- **TASK DETAILS**:
Sift the listing for lines that hold the string "Реальна" and pull them out.

- **GIVEN DATA**:
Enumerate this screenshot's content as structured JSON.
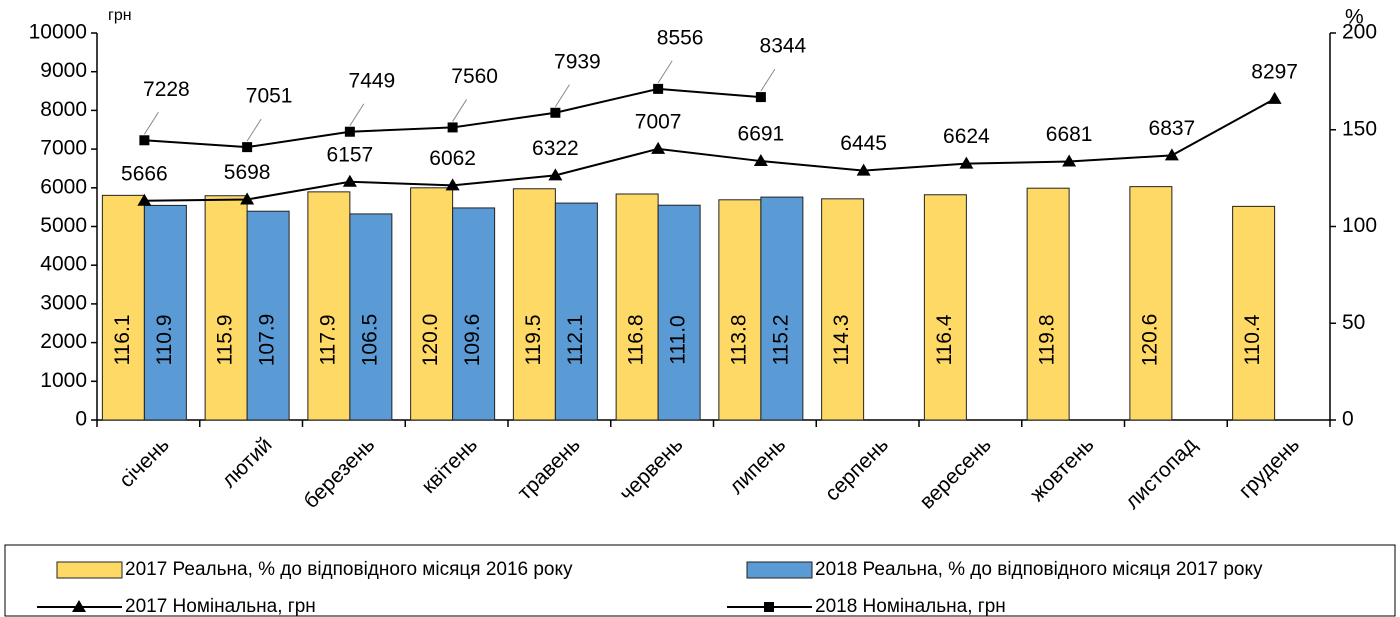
{
  "chart_data": {
    "type": "bar",
    "y_label": "грн",
    "y2_label": "%",
    "categories": [
      "січень",
      "лютий",
      "березень",
      "квітень",
      "травень",
      "червень",
      "липень",
      "серпень",
      "вересень",
      "жовтень",
      "листопад",
      "грудень"
    ],
    "ylim": [
      0,
      10000
    ],
    "yticks": [
      0,
      1000,
      2000,
      3000,
      4000,
      5000,
      6000,
      7000,
      8000,
      9000,
      10000
    ],
    "y2lim": [
      0,
      200
    ],
    "y2ticks": [
      0,
      50,
      100,
      150,
      200
    ],
    "series": [
      {
        "name": "2017 Реальна, % до відповідного місяця 2016 року",
        "type": "bar",
        "axis": "y2",
        "color": "#FFD966",
        "values": [
          116.1,
          115.9,
          117.9,
          120.0,
          119.5,
          116.8,
          113.8,
          114.3,
          116.4,
          119.8,
          120.6,
          110.4
        ],
        "value_labels": [
          "116.1",
          "115.9",
          "117.9",
          "120.0",
          "119.5",
          "116.8",
          "113.8",
          "114.3",
          "116.4",
          "119.8",
          "120.6",
          "110.4"
        ]
      },
      {
        "name": "2018 Реальна, % до відповідного місяця 2017 року",
        "type": "bar",
        "axis": "y2",
        "color": "#5B9BD5",
        "values": [
          110.9,
          107.9,
          106.5,
          109.6,
          112.1,
          111.0,
          115.2,
          null,
          null,
          null,
          null,
          null
        ],
        "value_labels": [
          "110.9",
          "107.9",
          "106.5",
          "109.6",
          "112.1",
          "111.0",
          "115.2",
          null,
          null,
          null,
          null,
          null
        ]
      },
      {
        "name": "2017 Номінальна, грн",
        "type": "line",
        "marker": "triangle",
        "color": "#000000",
        "values": [
          5666,
          5698,
          6157,
          6062,
          6322,
          7007,
          6691,
          6445,
          6624,
          6681,
          6837,
          8297
        ]
      },
      {
        "name": "2018 Номінальна, грн",
        "type": "line",
        "marker": "square",
        "color": "#000000",
        "values": [
          7228,
          7051,
          7449,
          7560,
          7939,
          8556,
          8344,
          null,
          null,
          null,
          null,
          null
        ]
      }
    ]
  }
}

- **ANSWER TO THE TASK**:
        "name": "2017 Реальна, % до відповідного місяця 2016 року",
        "name": "2018 Реальна, % до відповідного місяця 2017 року",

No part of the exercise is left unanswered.